Written request -> Return the count of lines that hold the string "color", with no other words.

Lines of data
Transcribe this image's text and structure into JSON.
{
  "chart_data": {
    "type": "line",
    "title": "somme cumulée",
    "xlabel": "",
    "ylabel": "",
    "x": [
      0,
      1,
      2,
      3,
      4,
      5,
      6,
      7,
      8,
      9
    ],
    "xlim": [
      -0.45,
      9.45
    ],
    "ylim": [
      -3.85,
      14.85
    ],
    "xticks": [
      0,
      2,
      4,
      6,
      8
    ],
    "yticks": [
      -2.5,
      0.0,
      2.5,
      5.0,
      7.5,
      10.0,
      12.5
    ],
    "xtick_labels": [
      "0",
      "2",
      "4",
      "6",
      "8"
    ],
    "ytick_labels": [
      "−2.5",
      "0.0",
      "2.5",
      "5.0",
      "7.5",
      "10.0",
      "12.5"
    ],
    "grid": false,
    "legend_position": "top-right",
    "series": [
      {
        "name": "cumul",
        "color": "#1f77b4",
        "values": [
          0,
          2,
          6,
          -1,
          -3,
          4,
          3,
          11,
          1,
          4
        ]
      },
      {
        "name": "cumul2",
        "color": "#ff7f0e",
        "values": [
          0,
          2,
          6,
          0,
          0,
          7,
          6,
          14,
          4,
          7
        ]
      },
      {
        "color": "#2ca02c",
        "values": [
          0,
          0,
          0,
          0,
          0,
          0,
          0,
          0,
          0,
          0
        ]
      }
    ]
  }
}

Answer to the task -> 3